■ TO DO ■
(1) According to the commentary on George Soros, which three countries does Soros call the "enemies of the prevailing world order"?
(2) Rewrite the commentary on George Soros starting at "In my last message, I" and ending at "by the IMF.", putting "end goal" in place of "endgame".

■ ARTICLE ■
------------------------------------------------------------------------
Now, all of this is relevant because we find ourselves in the same situation as Napoleon after the loss of Haiti: The scions of capital are making their move against us. In fact, President Obama’s economic advisors are hastening our day of reckoning.

George Soros, who recently told “the Australian” that making $4 billion in the last two years, despite the financial crisis, was “in a way, the culminating point of my life’s work” characterizes Russia, Venezuela, and Iran as the “enemies of the prevailing world order.” Soros asserts that he’s having “a very good crisis,” but interestingly projects a significantly less bright outlook for the United States. In fact, he compares the current situation to the demise of the Soviet Union.

In my last message, I likened President Obama to Mikhail Gorbachev, the last President of the Soviet Union. A reader responded that President Obama might be more like Boris Yeltsin, the first President of Russia after the dissolution of the Soviet Union. This certainly bears investigation. But either way, the course is clear that big changes are underway.

I can only guess what the endgame is. But George Soros is one of President Obama’s advisors that we should be listening to. He says that he is hopeful that President Obama will propose increasing the capital of the International Monetary Fund (IMF) to include the issue of Special Drawing Rights to facilitate the international creation of money by the IMF.
------------------------------------------------------------------------
■ RECORD SET ■
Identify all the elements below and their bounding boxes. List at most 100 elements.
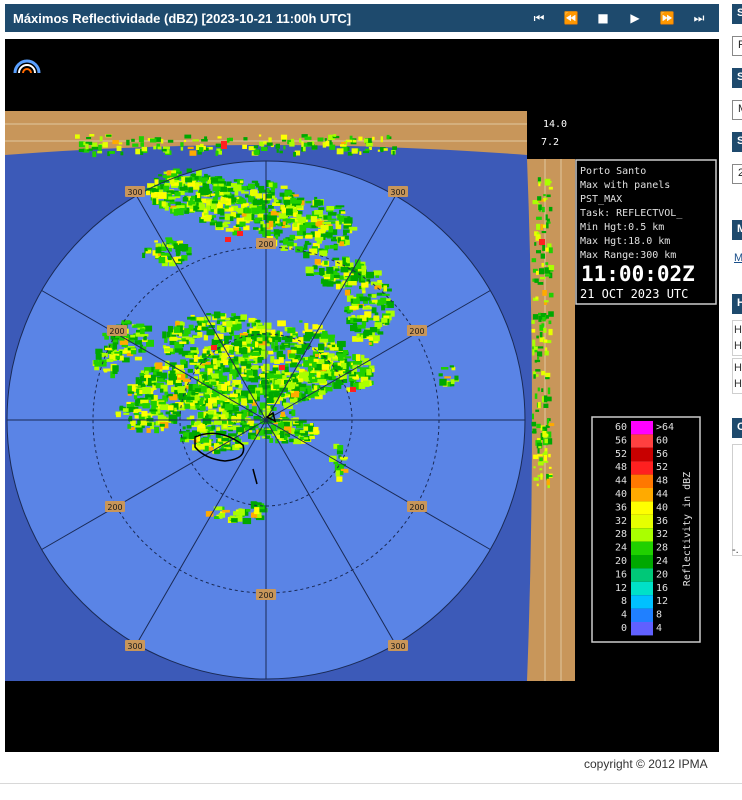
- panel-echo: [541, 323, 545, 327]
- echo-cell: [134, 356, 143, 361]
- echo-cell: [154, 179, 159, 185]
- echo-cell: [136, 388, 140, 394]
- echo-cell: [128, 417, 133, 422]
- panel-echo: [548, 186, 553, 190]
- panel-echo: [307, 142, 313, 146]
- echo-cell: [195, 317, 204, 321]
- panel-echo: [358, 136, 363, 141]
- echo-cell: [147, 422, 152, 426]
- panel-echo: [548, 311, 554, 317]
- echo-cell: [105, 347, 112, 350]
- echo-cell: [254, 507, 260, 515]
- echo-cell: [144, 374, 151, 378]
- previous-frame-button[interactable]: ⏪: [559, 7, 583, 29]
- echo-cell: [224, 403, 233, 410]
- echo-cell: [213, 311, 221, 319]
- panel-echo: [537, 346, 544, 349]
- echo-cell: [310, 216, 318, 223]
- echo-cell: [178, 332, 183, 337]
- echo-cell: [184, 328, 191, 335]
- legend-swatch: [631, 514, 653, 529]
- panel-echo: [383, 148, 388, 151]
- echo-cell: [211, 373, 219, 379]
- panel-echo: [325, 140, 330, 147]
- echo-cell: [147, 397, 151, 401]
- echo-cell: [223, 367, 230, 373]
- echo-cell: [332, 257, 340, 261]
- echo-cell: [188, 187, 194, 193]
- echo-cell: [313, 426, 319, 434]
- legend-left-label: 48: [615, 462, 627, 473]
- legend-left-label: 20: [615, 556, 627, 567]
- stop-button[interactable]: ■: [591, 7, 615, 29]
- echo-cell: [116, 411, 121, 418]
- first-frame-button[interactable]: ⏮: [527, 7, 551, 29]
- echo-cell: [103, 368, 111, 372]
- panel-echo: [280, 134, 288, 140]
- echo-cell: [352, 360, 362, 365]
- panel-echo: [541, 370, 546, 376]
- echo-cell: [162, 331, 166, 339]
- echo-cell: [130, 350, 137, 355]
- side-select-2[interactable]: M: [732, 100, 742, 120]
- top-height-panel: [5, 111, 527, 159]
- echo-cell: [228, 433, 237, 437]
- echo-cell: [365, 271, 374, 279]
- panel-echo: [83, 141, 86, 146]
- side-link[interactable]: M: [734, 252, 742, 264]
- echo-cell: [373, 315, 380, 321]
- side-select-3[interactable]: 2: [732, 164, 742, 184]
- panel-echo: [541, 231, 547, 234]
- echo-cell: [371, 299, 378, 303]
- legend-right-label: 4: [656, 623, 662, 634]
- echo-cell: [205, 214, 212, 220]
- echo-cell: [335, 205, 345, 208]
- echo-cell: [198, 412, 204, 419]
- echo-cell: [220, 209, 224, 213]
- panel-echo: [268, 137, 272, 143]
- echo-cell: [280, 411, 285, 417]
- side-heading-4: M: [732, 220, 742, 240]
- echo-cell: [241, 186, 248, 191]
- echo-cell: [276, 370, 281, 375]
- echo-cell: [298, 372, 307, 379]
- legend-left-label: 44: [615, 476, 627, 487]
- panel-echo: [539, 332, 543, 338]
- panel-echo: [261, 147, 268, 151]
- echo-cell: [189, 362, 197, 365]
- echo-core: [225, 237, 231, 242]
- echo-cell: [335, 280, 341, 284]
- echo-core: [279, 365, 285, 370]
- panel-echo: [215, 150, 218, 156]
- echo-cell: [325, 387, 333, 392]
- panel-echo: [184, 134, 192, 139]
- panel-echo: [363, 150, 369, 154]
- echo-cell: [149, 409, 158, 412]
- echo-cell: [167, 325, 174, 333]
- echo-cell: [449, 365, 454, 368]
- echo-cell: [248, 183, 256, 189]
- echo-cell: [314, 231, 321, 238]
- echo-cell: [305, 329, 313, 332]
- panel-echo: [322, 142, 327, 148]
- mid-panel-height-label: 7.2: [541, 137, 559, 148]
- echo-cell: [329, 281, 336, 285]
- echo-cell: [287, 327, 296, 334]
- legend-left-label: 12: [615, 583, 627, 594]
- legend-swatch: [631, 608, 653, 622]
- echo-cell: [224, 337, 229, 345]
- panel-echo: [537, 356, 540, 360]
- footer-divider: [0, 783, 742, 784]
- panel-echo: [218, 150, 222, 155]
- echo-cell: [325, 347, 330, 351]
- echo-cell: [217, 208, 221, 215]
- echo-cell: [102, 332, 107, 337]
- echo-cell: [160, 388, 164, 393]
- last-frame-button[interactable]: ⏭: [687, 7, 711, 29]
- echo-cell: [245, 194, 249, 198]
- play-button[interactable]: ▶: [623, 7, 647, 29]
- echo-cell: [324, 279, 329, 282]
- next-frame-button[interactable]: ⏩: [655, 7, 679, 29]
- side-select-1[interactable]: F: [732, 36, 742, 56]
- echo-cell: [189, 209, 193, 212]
------------------------------------------------------------------------
■ COMPLETED EXERCISE ■
(1) Russia, Venezuela, and Iran.

(2)
In my last message, I likened President Obama to Mikhail Gorbachev, the last President of the Soviet Union. A reader responded that President Obama might be more like Boris Yeltsin, the first President of Russia after the dissolution of the Soviet Union. This certainly bears investigation. But either way, the course is clear that big changes are underway.

I can only guess what the end goal is. But George Soros is one of President Obama’s advisors that we should be listening to. He says that he is hopeful that President Obama will propose increasing the capital of the International Monetary Fund (IMF) to include the issue of Special Drawing Rights to facilitate the international creation of money by the IMF.